**Given instruction:**
Images should be left out, and everything else in the listing reproduced exactly.

**Data to process:**
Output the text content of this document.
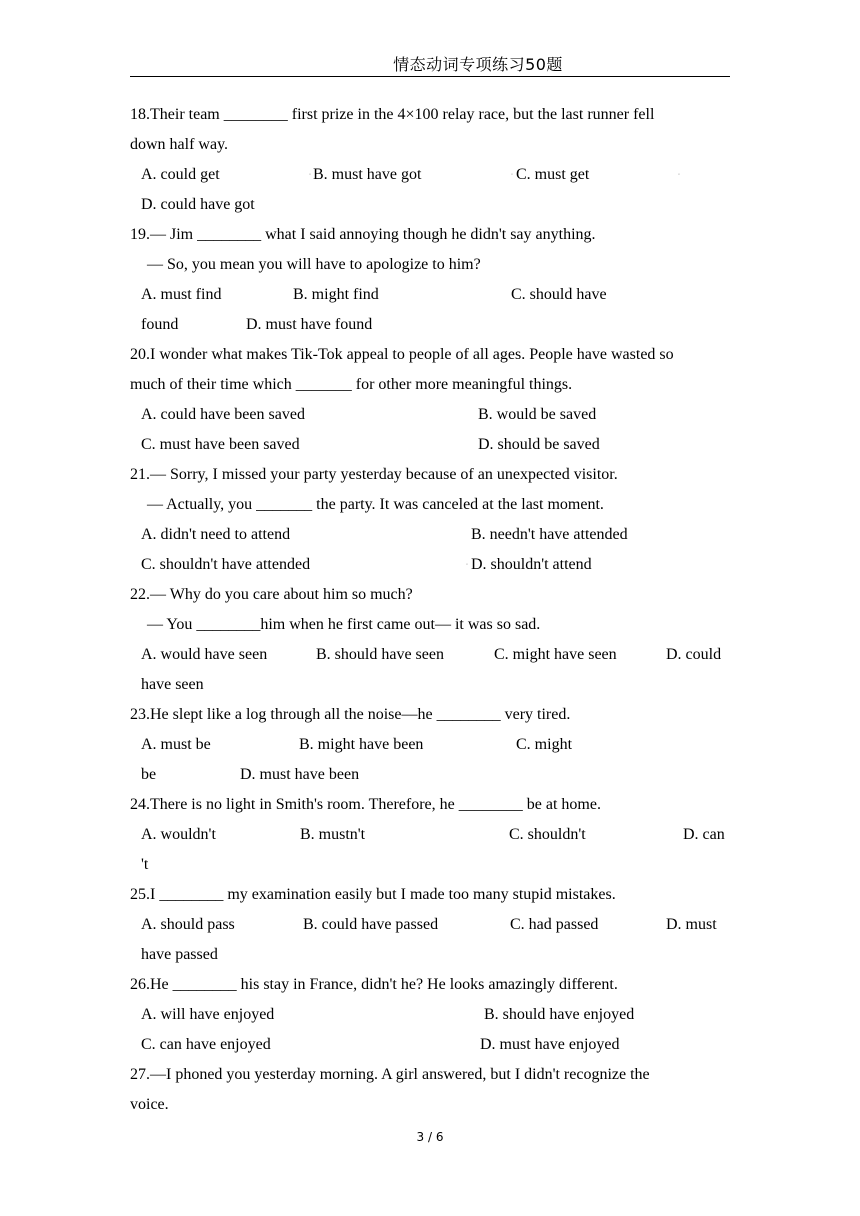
情态动词专项练习50题
18.Their team ________ first prize in the 4×100 relay race, but the last runner fell
down half way.
A. could get	◦ B. must have got	◦ C. must get	◦
D. could have got
19.— Jim ________ what I said annoying though he didn't say anything.
— So, you mean you will have to apologize to him?
A. must find	B. might find	C. should have
found	D. must have found
20.I wonder what makes Tik-Tok appeal to people of all ages. People have wasted so
much of their time which _______ for other more meaningful things.
A. could have been saved	B. would be saved
C. must have been saved	D. should be saved
21.— Sorry, I missed your party yesterday because of an unexpected visitor.
— Actually, you _______ the party. It was canceled at the last moment.
A. didn't need to attend	B. needn't have attended
C. shouldn't have attended	◦ D. shouldn't attend
22.— Why do you care about him so much?
— You ________him when he first came out— it was so sad.
A. would have seen	B. should have seen	C. might have seen	D. could
have seen
23.He slept like a log through all the noise—he ________ very tired.
A. must be	B. might have been	C. might
be	D. must have been
24.There is no light in Smith's room. Therefore, he ________ be at home.
A. wouldn't	B. mustn't	C. shouldn't	D. can
't
25.I ________ my examination easily but I made too many stupid mistakes.
A. should pass	B. could have passed	C. had passed	D. must
have passed
26.He ________ his stay in France, didn't he? He looks amazingly different.
A. will have enjoyed	B. should have enjoyed
C. can have enjoyed	D. must have enjoyed
27.—I phoned you yesterday morning. A girl answered, but I didn't recognize the
voice.
3 / 6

**Response to the task:**
Output the text content of this document.
情态动词专项练习50题
18.Their team ________ first prize in the 4×100 relay race, but the last runner fell
down half way.
A. could get	◦ B. must have got	◦ C. must get	◦
D. could have got
19.— Jim ________ what I said annoying though he didn't say anything.
— So, you mean you will have to apologize to him?
A. must find	B. might find	C. should have
found	D. must have found
20.I wonder what makes Tik-Tok appeal to people of all ages. People have wasted so
much of their time which _______ for other more meaningful things.
A. could have been saved	B. would be saved
C. must have been saved	D. should be saved
21.— Sorry, I missed your party yesterday because of an unexpected visitor.
— Actually, you _______ the party. It was canceled at the last moment.
A. didn't need to attend	B. needn't have attended
C. shouldn't have attended	◦ D. shouldn't attend
22.— Why do you care about him so much?
— You ________him when he first came out— it was so sad.
A. would have seen	B. should have seen	C. might have seen	D. could
have seen
23.He slept like a log through all the noise—he ________ very tired.
A. must be	B. might have been	C. might
be	D. must have been
24.There is no light in Smith's room. Therefore, he ________ be at home.
A. wouldn't	B. mustn't	C. shouldn't	D. can
't
25.I ________ my examination easily but I made too many stupid mistakes.
A. should pass	B. could have passed	C. had passed	D. must
have passed
26.He ________ his stay in France, didn't he? He looks amazingly different.
A. will have enjoyed	B. should have enjoyed
C. can have enjoyed	D. must have enjoyed
27.—I phoned you yesterday morning. A girl answered, but I didn't recognize the
voice.
3 / 6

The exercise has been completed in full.